=== The task ===
Retype all material exactly. Pictures stay out of the copy.
=-=-=
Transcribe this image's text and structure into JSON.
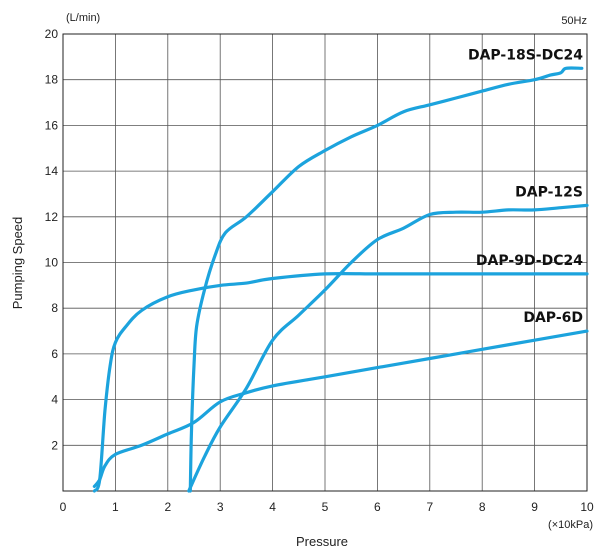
{
  "chart_data": {
    "type": "line",
    "xlabel": "Pressure",
    "ylabel": "Pumping Speed",
    "x_unit": "(×10kPa)",
    "y_unit": "(L/min)",
    "frequency": "50Hz",
    "xlim": [
      0,
      10
    ],
    "ylim": [
      0,
      20
    ],
    "x_ticks": [
      "0",
      "1",
      "2",
      "3",
      "4",
      "5",
      "6",
      "7",
      "8",
      "9",
      "10"
    ],
    "y_ticks": [
      "2",
      "4",
      "6",
      "8",
      "10",
      "12",
      "14",
      "16",
      "18",
      "20"
    ],
    "grid": true,
    "line_color": "#1ca3dd",
    "series": [
      {
        "name": "DAP-18S-DC24",
        "points": [
          [
            2.43,
            0
          ],
          [
            2.45,
            2.5
          ],
          [
            2.5,
            5.5
          ],
          [
            2.55,
            7.2
          ],
          [
            2.7,
            8.8
          ],
          [
            2.9,
            10.3
          ],
          [
            3.1,
            11.3
          ],
          [
            3.5,
            12.0
          ],
          [
            4.0,
            13.1
          ],
          [
            4.5,
            14.2
          ],
          [
            5.0,
            14.9
          ],
          [
            5.5,
            15.5
          ],
          [
            6.0,
            16.0
          ],
          [
            6.5,
            16.6
          ],
          [
            7.0,
            16.9
          ],
          [
            7.5,
            17.2
          ],
          [
            8.0,
            17.5
          ],
          [
            8.5,
            17.8
          ],
          [
            9.0,
            18.0
          ],
          [
            9.3,
            18.2
          ],
          [
            9.5,
            18.3
          ],
          [
            9.6,
            18.5
          ],
          [
            9.9,
            18.5
          ]
        ]
      },
      {
        "name": "DAP-12S",
        "points": [
          [
            2.4,
            0
          ],
          [
            2.7,
            1.5
          ],
          [
            3.0,
            2.8
          ],
          [
            3.5,
            4.5
          ],
          [
            4.0,
            6.6
          ],
          [
            4.5,
            7.7
          ],
          [
            5.0,
            8.8
          ],
          [
            5.5,
            10.0
          ],
          [
            6.0,
            11.0
          ],
          [
            6.5,
            11.5
          ],
          [
            7.0,
            12.1
          ],
          [
            7.5,
            12.2
          ],
          [
            8.0,
            12.2
          ],
          [
            8.5,
            12.3
          ],
          [
            9.0,
            12.3
          ],
          [
            9.5,
            12.4
          ],
          [
            10.0,
            12.5
          ]
        ]
      },
      {
        "name": "DAP-9D-DC24",
        "points": [
          [
            0.6,
            0
          ],
          [
            0.7,
            0.5
          ],
          [
            0.8,
            3.5
          ],
          [
            0.9,
            5.5
          ],
          [
            1.0,
            6.5
          ],
          [
            1.2,
            7.2
          ],
          [
            1.5,
            7.9
          ],
          [
            2.0,
            8.5
          ],
          [
            2.5,
            8.8
          ],
          [
            3.0,
            9.0
          ],
          [
            3.5,
            9.1
          ],
          [
            4.0,
            9.3
          ],
          [
            5.0,
            9.5
          ],
          [
            6.0,
            9.5
          ],
          [
            7.0,
            9.5
          ],
          [
            8.0,
            9.5
          ],
          [
            9.0,
            9.5
          ],
          [
            10.0,
            9.5
          ]
        ]
      },
      {
        "name": "DAP-6D",
        "points": [
          [
            0.6,
            0.2
          ],
          [
            0.7,
            0.5
          ],
          [
            0.8,
            1.1
          ],
          [
            1.0,
            1.6
          ],
          [
            1.5,
            2.0
          ],
          [
            2.0,
            2.5
          ],
          [
            2.5,
            3.0
          ],
          [
            3.0,
            3.9
          ],
          [
            3.5,
            4.3
          ],
          [
            4.0,
            4.6
          ],
          [
            5.0,
            5.0
          ],
          [
            6.0,
            5.4
          ],
          [
            7.0,
            5.8
          ],
          [
            8.0,
            6.2
          ],
          [
            9.0,
            6.6
          ],
          [
            10.0,
            7.0
          ]
        ]
      }
    ]
  }
}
=-=-=
=== Solution for this exercise ===
Transcribe this image's text and structure into JSON.
{
  "chart_data": {
    "type": "line",
    "xlabel": "Pressure",
    "ylabel": "Pumping Speed",
    "x_unit": "(×10kPa)",
    "y_unit": "(L/min)",
    "frequency": "50Hz",
    "xlim": [
      0,
      10
    ],
    "ylim": [
      0,
      20
    ],
    "x_ticks": [
      "0",
      "1",
      "2",
      "3",
      "4",
      "5",
      "6",
      "7",
      "8",
      "9",
      "10"
    ],
    "y_ticks": [
      "2",
      "4",
      "6",
      "8",
      "10",
      "12",
      "14",
      "16",
      "18",
      "20"
    ],
    "grid": true,
    "line_color": "#1ca3dd",
    "series": [
      {
        "name": "DAP-18S-DC24",
        "points": [
          [
            2.43,
            0
          ],
          [
            2.45,
            2.5
          ],
          [
            2.5,
            5.5
          ],
          [
            2.55,
            7.2
          ],
          [
            2.7,
            8.8
          ],
          [
            2.9,
            10.3
          ],
          [
            3.1,
            11.3
          ],
          [
            3.5,
            12.0
          ],
          [
            4.0,
            13.1
          ],
          [
            4.5,
            14.2
          ],
          [
            5.0,
            14.9
          ],
          [
            5.5,
            15.5
          ],
          [
            6.0,
            16.0
          ],
          [
            6.5,
            16.6
          ],
          [
            7.0,
            16.9
          ],
          [
            7.5,
            17.2
          ],
          [
            8.0,
            17.5
          ],
          [
            8.5,
            17.8
          ],
          [
            9.0,
            18.0
          ],
          [
            9.3,
            18.2
          ],
          [
            9.5,
            18.3
          ],
          [
            9.6,
            18.5
          ],
          [
            9.9,
            18.5
          ]
        ]
      },
      {
        "name": "DAP-12S",
        "points": [
          [
            2.4,
            0
          ],
          [
            2.7,
            1.5
          ],
          [
            3.0,
            2.8
          ],
          [
            3.5,
            4.5
          ],
          [
            4.0,
            6.6
          ],
          [
            4.5,
            7.7
          ],
          [
            5.0,
            8.8
          ],
          [
            5.5,
            10.0
          ],
          [
            6.0,
            11.0
          ],
          [
            6.5,
            11.5
          ],
          [
            7.0,
            12.1
          ],
          [
            7.5,
            12.2
          ],
          [
            8.0,
            12.2
          ],
          [
            8.5,
            12.3
          ],
          [
            9.0,
            12.3
          ],
          [
            9.5,
            12.4
          ],
          [
            10.0,
            12.5
          ]
        ]
      },
      {
        "name": "DAP-9D-DC24",
        "points": [
          [
            0.6,
            0
          ],
          [
            0.7,
            0.5
          ],
          [
            0.8,
            3.5
          ],
          [
            0.9,
            5.5
          ],
          [
            1.0,
            6.5
          ],
          [
            1.2,
            7.2
          ],
          [
            1.5,
            7.9
          ],
          [
            2.0,
            8.5
          ],
          [
            2.5,
            8.8
          ],
          [
            3.0,
            9.0
          ],
          [
            3.5,
            9.1
          ],
          [
            4.0,
            9.3
          ],
          [
            5.0,
            9.5
          ],
          [
            6.0,
            9.5
          ],
          [
            7.0,
            9.5
          ],
          [
            8.0,
            9.5
          ],
          [
            9.0,
            9.5
          ],
          [
            10.0,
            9.5
          ]
        ]
      },
      {
        "name": "DAP-6D",
        "points": [
          [
            0.6,
            0.2
          ],
          [
            0.7,
            0.5
          ],
          [
            0.8,
            1.1
          ],
          [
            1.0,
            1.6
          ],
          [
            1.5,
            2.0
          ],
          [
            2.0,
            2.5
          ],
          [
            2.5,
            3.0
          ],
          [
            3.0,
            3.9
          ],
          [
            3.5,
            4.3
          ],
          [
            4.0,
            4.6
          ],
          [
            5.0,
            5.0
          ],
          [
            6.0,
            5.4
          ],
          [
            7.0,
            5.8
          ],
          [
            8.0,
            6.2
          ],
          [
            9.0,
            6.6
          ],
          [
            10.0,
            7.0
          ]
        ]
      }
    ]
  }
}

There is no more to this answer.